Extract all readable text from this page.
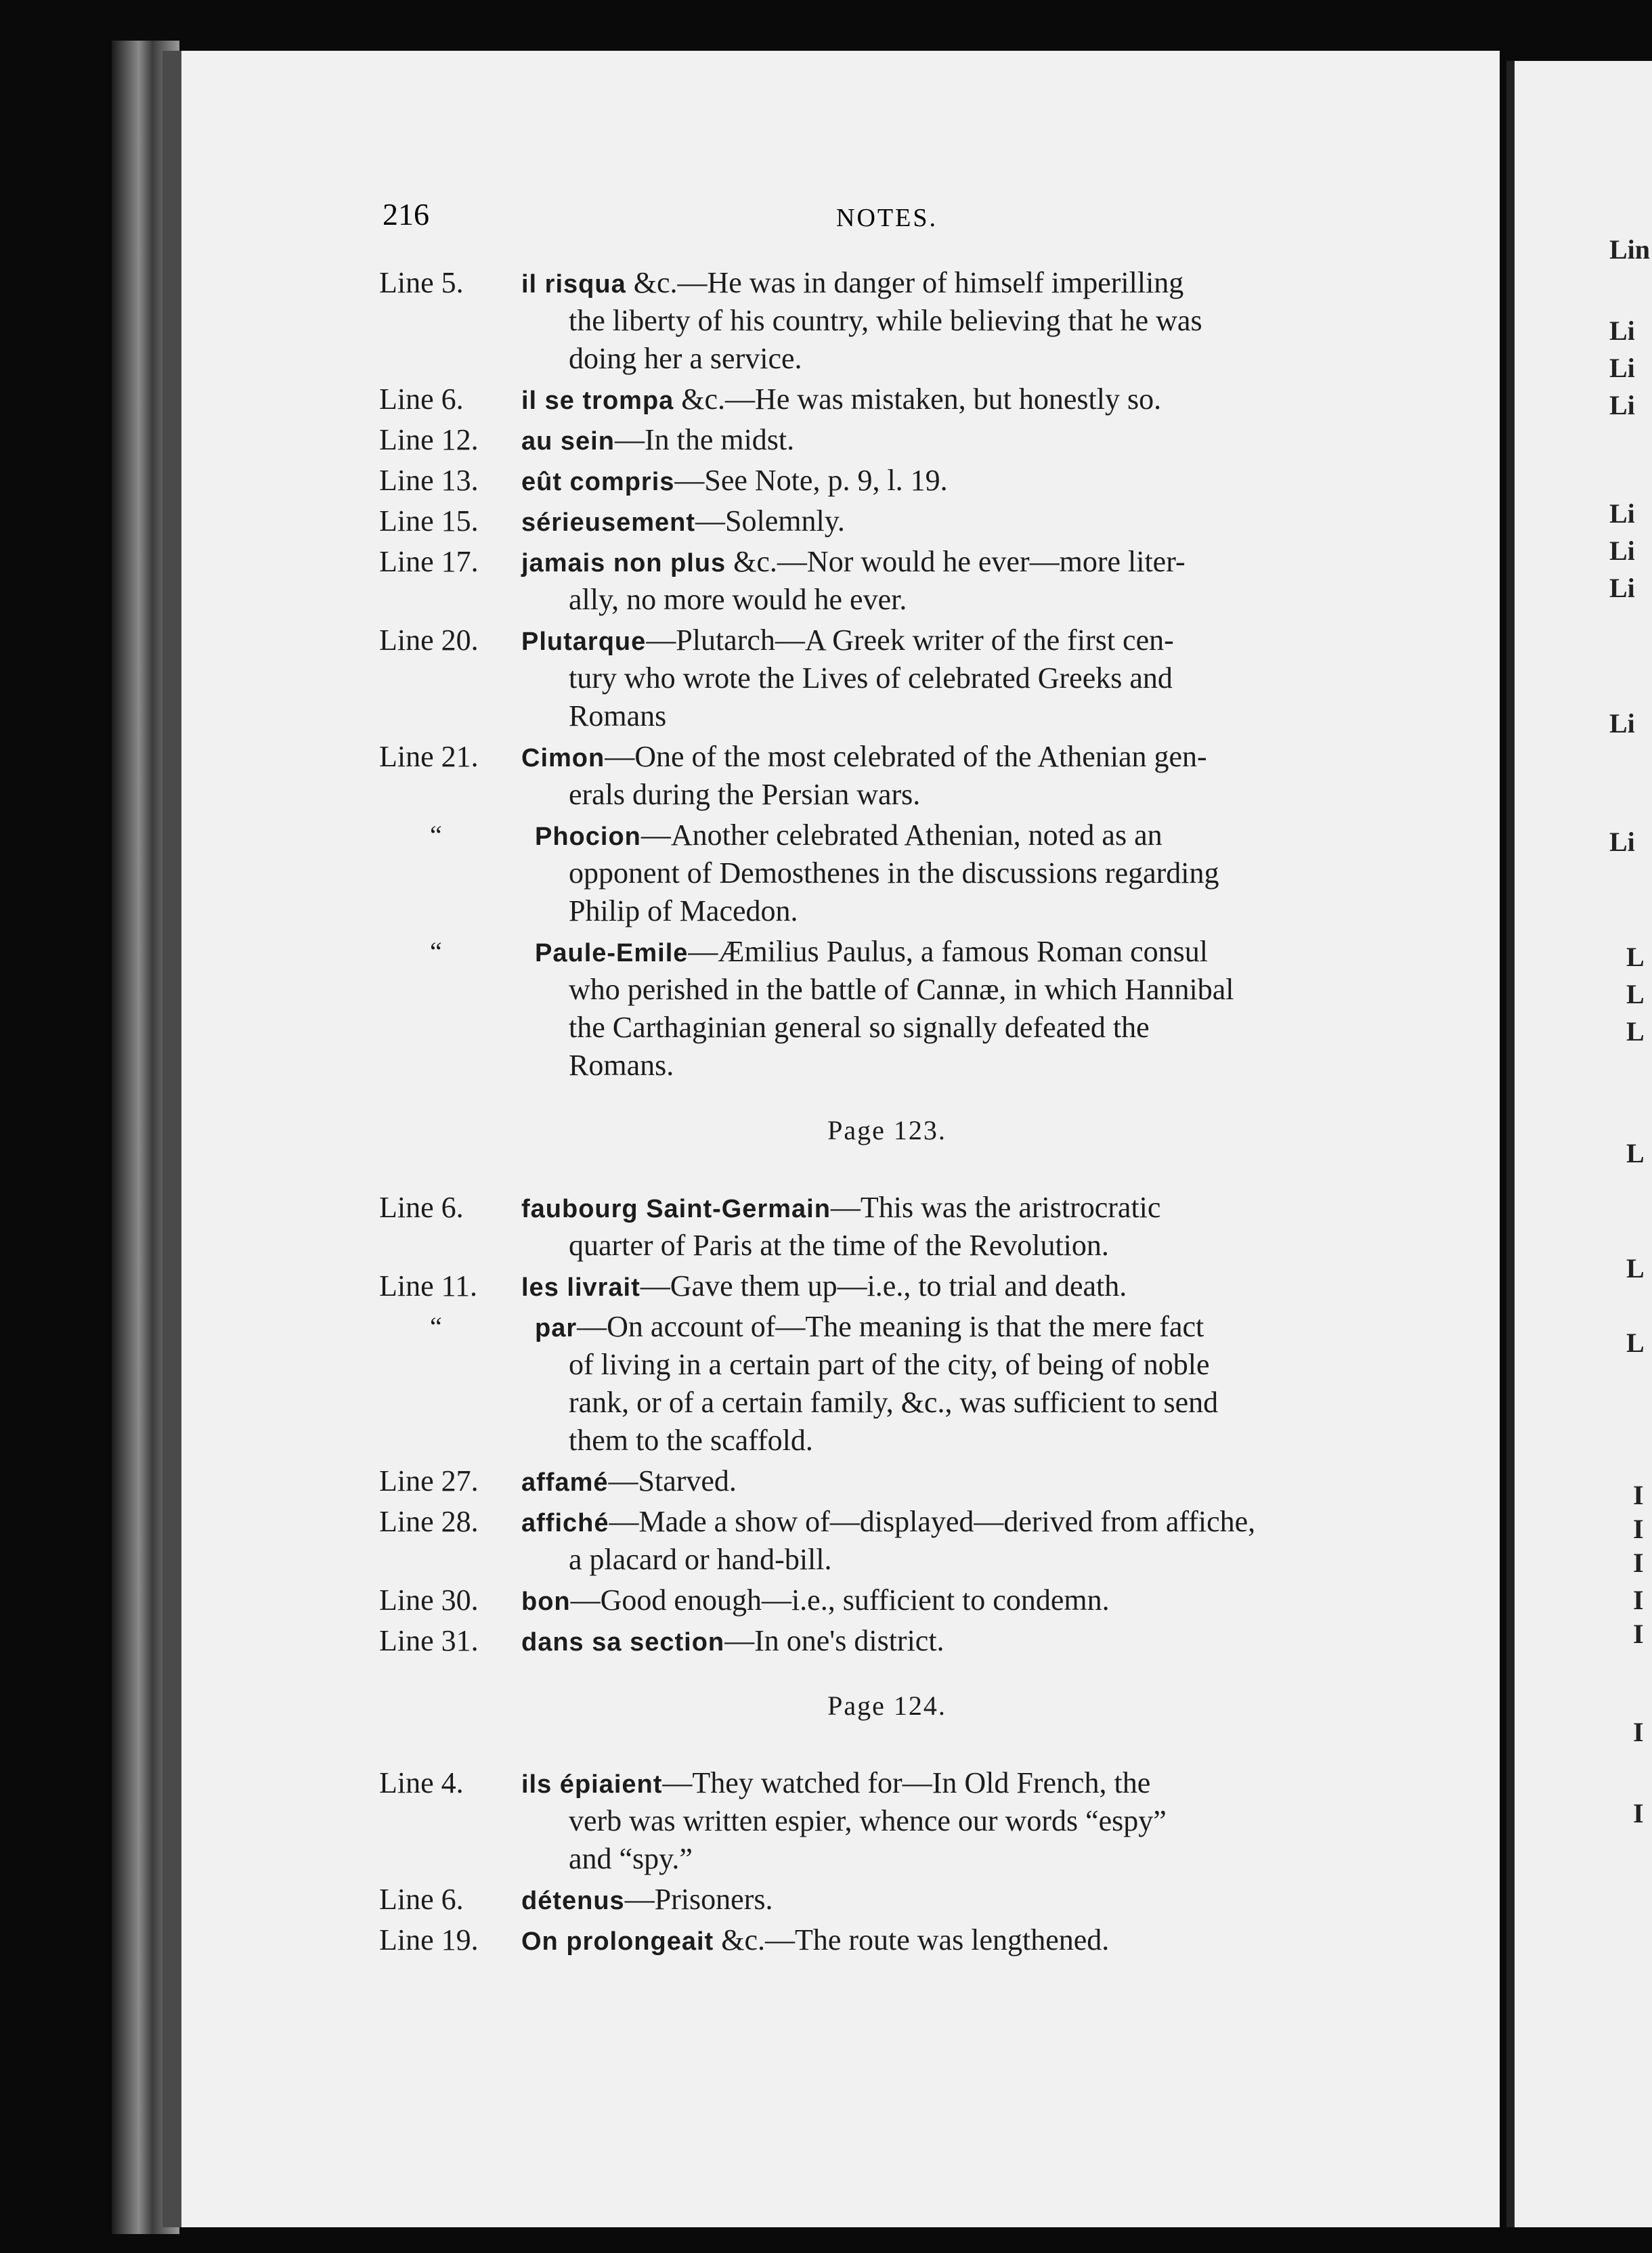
Lin
Li
Li
Li
Li
Li
Li
Li
Li
L
L
L
L
L
L
I
I
I
I
I
I
I
216	NOTES.
Line 5.	il risqua &c.—He was in danger of himself imperilling
the liberty of his country, while believing that he was
doing her a service.
Line 6.	il se trompa &c.—He was mistaken, but honestly so.
Line 12.	au sein—In the midst.
Line 13.	eût compris—See Note, p. 9, l. 19.
Line 15.	sérieusement—Solemnly.
Line 17.	jamais non plus &c.—Nor would he ever—more liter-
ally, no more would he ever.
Line 20.	Plutarque—Plutarch—A Greek writer of the first cen-
tury who wrote the Lives of celebrated Greeks and
Romans
Line 21.	Cimon—One of the most celebrated of the Athenian gen-
erals during the Persian wars.
“	Phocion—Another celebrated Athenian, noted as an
opponent of Demosthenes in the discussions regarding
Philip of Macedon.
“	Paule-Emile—Æmilius Paulus, a famous Roman consul
who perished in the battle of Cannæ, in which Hannibal
the Carthaginian general so signally defeated the
Romans.
Page 123.
Line 6.	faubourg Saint-Germain—This was the aristrocratic
quarter of Paris at the time of the Revolution.
Line 11.	les livrait—Gave them up—i.e., to trial and death.
“	par—On account of—The meaning is that the mere fact
of living in a certain part of the city, of being of noble
rank, or of a certain family, &c., was sufficient to send
them to the scaffold.
Line 27.	affamé—Starved.
Line 28.	affiché—Made a show of—displayed—derived from affiche,
a placard or hand-bill.
Line 30.	bon—Good enough—i.e., sufficient to condemn.
Line 31.	dans sa section—In one's district.
Page 124.
Line 4.	ils épiaient—They watched for—In Old French, the
verb was written espier, whence our words “espy”
and “spy.”
Line 6.	détenus—Prisoners.
Line 19.	On prolongeait &c.—The route was lengthened.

★ ★ ★ ★ ★ ★ ★

# AIM OF THE EXERCISE
Extract, from the listing above, every line where the string "celebrated" occurs.

# EXERCISE RESULT
tury who wrote the Lives of celebrated Greeks and
Line 21.	Cimon—One of the most celebrated of the Athenian gen-
“	Phocion—Another celebrated Athenian, noted as an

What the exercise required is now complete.